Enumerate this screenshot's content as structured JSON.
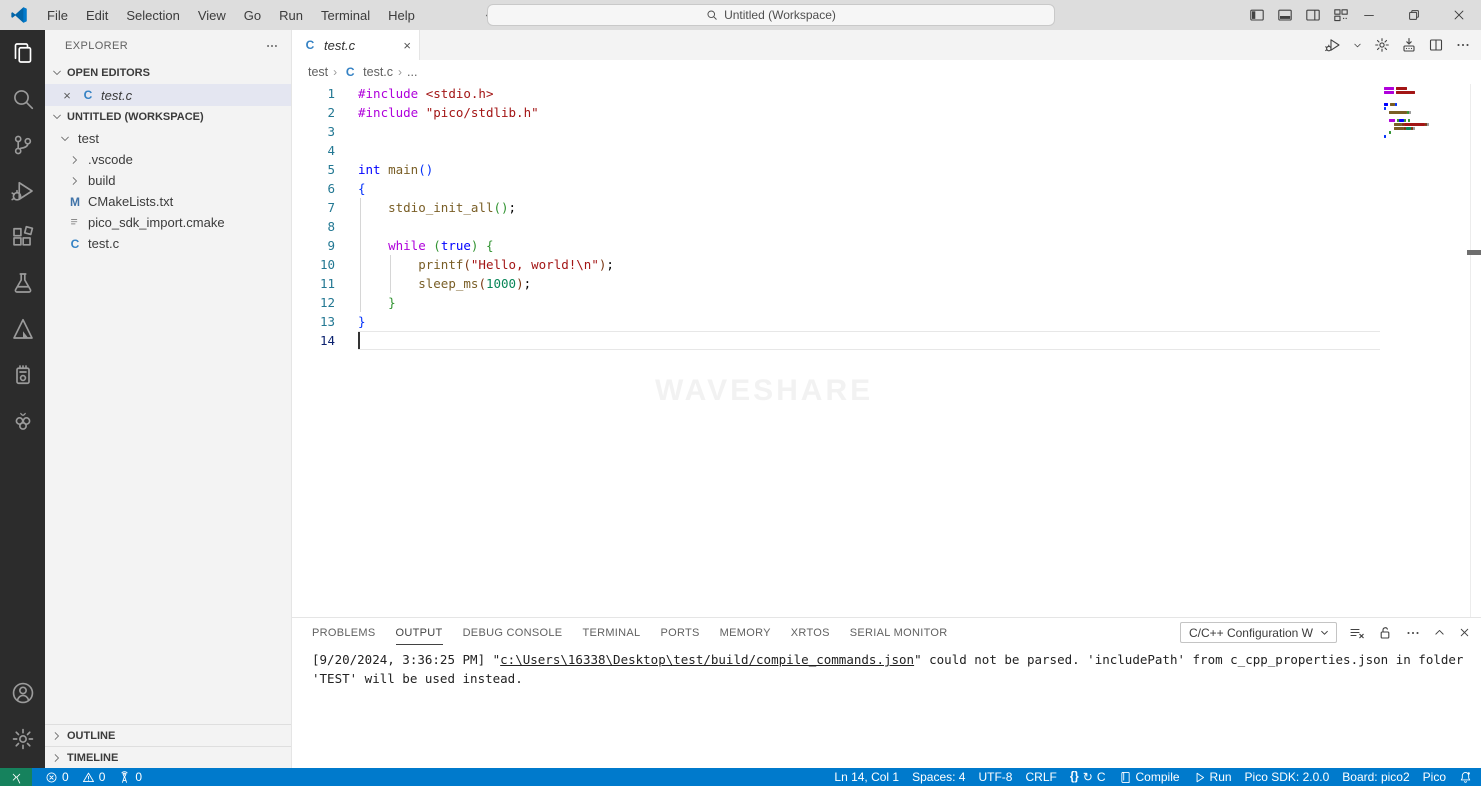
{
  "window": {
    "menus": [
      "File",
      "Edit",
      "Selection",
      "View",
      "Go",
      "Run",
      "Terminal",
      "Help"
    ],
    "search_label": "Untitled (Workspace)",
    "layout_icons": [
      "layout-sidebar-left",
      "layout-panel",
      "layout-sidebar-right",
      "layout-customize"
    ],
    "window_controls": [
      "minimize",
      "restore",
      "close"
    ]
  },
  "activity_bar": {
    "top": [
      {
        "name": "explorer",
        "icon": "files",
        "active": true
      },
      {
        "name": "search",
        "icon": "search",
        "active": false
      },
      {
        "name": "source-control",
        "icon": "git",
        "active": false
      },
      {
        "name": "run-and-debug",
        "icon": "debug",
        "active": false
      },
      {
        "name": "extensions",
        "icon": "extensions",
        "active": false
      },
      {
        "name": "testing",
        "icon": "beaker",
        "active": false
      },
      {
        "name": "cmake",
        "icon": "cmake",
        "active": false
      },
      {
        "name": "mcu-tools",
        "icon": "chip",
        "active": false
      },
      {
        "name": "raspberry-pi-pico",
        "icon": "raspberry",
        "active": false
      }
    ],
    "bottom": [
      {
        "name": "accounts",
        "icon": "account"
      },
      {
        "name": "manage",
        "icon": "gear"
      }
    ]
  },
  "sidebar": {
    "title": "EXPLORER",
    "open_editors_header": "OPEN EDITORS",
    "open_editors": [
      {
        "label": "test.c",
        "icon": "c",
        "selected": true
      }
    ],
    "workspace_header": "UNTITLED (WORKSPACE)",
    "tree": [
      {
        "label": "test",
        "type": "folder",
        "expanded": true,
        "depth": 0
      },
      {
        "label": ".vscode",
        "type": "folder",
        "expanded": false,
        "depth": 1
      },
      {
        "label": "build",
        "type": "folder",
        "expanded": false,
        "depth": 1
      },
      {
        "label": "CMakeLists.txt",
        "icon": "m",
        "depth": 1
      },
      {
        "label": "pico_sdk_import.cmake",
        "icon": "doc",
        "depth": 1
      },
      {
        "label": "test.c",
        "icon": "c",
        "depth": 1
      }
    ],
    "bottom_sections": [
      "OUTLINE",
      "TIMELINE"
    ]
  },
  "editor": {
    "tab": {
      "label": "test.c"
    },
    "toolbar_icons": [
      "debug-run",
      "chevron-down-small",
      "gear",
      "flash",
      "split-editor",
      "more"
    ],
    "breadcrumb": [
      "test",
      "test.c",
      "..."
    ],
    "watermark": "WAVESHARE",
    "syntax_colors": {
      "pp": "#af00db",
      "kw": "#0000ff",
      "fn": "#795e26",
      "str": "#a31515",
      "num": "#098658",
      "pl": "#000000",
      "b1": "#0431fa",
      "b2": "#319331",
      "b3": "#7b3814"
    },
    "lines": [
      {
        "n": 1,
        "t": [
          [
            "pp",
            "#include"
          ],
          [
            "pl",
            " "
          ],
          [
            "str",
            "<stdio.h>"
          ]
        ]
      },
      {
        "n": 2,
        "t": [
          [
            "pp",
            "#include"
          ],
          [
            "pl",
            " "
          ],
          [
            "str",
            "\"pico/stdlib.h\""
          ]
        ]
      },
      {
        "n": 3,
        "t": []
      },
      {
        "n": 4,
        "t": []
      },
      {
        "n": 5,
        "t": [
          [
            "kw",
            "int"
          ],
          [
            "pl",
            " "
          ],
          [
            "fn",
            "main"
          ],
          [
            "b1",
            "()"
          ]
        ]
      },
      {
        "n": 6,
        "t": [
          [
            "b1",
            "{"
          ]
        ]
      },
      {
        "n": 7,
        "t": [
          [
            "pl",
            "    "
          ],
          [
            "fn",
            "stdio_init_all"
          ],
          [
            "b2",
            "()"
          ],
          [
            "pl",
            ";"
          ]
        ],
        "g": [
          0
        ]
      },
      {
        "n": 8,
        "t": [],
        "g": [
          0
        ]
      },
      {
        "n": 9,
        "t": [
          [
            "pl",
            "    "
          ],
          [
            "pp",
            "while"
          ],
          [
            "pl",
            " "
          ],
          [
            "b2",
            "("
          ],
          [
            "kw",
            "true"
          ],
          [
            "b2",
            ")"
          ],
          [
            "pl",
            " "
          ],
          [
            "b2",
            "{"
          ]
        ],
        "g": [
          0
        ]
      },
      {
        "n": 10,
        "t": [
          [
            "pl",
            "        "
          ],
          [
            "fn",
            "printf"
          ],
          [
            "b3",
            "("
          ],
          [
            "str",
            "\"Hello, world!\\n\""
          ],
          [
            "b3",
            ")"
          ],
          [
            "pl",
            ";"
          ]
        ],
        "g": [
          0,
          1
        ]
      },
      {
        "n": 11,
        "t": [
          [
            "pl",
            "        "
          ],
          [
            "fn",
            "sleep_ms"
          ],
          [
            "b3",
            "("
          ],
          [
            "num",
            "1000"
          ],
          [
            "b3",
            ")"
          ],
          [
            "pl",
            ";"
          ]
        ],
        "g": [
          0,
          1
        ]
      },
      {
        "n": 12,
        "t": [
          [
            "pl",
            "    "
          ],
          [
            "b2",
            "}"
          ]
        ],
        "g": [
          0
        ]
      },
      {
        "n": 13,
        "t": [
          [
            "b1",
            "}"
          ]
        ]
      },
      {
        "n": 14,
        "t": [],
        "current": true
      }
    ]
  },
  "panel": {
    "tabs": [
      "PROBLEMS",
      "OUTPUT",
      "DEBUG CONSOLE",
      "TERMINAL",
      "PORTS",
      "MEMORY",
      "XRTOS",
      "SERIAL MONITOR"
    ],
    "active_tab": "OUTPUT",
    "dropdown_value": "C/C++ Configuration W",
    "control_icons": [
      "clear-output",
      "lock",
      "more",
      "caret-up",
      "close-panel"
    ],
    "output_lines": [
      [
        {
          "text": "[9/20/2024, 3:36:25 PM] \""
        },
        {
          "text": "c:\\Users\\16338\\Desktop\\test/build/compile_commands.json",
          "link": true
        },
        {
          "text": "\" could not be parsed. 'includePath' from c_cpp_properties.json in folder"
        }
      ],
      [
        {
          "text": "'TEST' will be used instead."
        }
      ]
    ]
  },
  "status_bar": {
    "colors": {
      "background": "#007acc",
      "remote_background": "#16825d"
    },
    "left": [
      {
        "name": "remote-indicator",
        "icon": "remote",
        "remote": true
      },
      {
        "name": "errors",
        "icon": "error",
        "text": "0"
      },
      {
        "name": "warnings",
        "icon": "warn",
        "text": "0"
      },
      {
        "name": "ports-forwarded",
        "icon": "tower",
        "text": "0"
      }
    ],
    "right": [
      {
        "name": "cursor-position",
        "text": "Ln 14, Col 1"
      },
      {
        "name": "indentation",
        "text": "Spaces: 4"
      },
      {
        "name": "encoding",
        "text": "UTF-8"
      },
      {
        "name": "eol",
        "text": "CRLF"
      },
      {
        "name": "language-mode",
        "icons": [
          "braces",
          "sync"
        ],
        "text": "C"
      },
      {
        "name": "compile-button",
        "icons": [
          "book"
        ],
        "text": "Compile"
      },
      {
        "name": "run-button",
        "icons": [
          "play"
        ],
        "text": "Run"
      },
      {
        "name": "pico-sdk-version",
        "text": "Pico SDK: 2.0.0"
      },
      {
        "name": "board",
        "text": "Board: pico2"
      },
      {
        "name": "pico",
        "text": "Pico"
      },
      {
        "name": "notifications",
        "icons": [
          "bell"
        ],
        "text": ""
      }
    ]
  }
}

============

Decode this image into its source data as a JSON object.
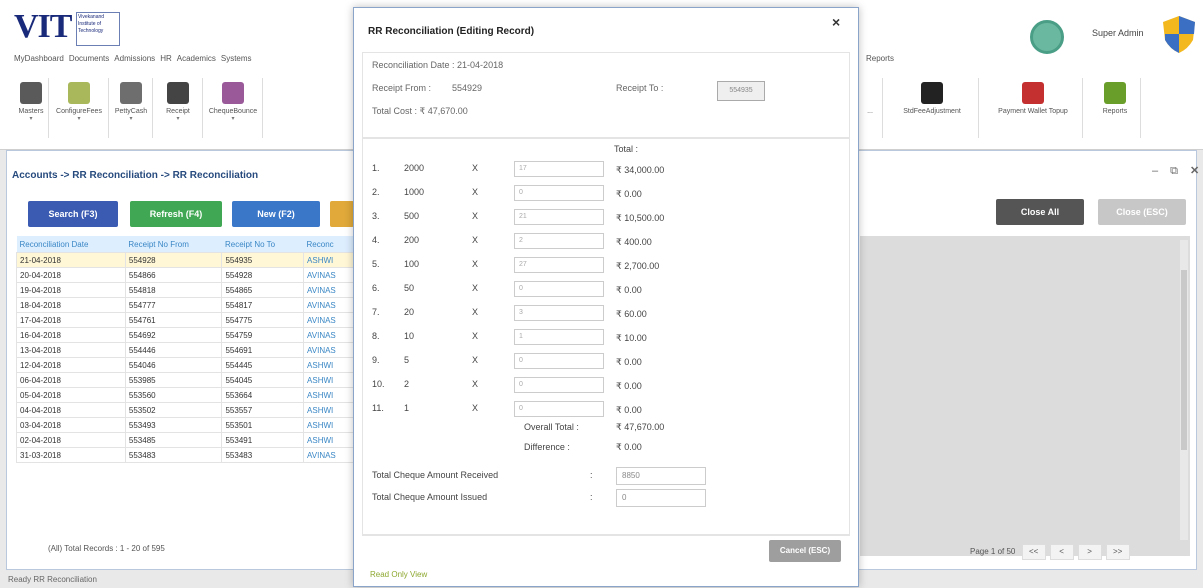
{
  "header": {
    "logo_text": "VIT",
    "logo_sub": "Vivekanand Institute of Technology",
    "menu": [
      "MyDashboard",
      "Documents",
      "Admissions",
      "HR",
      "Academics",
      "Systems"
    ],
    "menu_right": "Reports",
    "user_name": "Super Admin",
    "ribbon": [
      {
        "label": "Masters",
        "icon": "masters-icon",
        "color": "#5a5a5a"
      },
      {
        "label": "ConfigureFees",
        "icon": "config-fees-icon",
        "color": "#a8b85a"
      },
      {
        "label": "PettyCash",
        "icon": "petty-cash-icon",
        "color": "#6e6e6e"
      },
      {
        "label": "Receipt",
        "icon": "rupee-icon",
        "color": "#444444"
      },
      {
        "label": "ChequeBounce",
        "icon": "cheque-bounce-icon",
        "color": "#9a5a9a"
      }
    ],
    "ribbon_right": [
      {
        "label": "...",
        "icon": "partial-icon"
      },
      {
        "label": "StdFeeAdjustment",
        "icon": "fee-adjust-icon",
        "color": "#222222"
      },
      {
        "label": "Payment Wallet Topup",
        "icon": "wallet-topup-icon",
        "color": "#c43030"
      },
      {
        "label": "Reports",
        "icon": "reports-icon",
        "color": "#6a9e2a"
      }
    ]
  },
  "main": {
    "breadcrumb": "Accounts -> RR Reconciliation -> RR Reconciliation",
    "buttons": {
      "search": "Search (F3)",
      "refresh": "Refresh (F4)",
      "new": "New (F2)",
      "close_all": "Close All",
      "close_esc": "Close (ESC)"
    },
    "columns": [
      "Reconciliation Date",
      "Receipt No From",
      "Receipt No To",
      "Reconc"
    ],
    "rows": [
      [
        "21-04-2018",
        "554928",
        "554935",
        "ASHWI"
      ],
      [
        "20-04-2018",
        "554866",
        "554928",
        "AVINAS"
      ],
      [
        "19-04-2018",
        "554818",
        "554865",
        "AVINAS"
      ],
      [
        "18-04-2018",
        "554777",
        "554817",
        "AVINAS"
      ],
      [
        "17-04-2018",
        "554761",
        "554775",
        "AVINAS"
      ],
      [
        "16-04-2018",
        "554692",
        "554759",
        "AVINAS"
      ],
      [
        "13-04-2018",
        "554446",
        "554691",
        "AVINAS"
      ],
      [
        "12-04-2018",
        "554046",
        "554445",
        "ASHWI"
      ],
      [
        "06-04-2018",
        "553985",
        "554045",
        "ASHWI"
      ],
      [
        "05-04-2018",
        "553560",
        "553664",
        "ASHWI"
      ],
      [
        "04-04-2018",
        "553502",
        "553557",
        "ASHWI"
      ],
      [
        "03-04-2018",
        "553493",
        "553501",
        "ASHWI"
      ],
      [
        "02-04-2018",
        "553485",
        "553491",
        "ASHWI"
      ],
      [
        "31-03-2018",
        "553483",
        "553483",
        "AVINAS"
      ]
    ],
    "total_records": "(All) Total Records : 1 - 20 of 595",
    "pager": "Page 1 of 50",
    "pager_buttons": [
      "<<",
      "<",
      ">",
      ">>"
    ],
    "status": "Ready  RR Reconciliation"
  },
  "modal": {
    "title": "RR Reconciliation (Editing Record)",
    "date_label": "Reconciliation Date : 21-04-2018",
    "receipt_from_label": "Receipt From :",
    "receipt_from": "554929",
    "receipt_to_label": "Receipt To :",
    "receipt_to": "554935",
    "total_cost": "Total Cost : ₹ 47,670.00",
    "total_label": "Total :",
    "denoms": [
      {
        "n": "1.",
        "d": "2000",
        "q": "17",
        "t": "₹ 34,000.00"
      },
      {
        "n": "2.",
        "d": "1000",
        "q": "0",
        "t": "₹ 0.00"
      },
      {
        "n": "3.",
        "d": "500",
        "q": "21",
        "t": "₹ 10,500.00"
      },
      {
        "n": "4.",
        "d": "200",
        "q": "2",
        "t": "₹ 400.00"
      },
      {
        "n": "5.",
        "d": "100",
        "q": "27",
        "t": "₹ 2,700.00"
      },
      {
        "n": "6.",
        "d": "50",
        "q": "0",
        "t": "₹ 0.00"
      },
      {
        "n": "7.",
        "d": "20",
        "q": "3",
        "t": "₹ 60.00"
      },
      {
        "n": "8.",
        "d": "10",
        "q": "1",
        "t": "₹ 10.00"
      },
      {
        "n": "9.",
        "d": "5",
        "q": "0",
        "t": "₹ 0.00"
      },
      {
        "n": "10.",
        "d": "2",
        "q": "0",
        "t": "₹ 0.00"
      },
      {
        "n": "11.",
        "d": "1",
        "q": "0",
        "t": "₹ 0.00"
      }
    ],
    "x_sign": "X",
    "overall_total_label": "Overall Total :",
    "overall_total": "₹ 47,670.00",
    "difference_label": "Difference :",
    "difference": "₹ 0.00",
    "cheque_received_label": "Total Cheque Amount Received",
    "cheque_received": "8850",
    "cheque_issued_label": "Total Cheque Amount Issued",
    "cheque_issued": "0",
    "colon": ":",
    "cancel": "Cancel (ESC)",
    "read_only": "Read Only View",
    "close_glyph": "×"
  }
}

============

**Work to complete**
Among the records above, find each line holding the string "source" and pull it out.

**Completed task**
        "name": "source-control",
Decode this image into its source data as a JSON object.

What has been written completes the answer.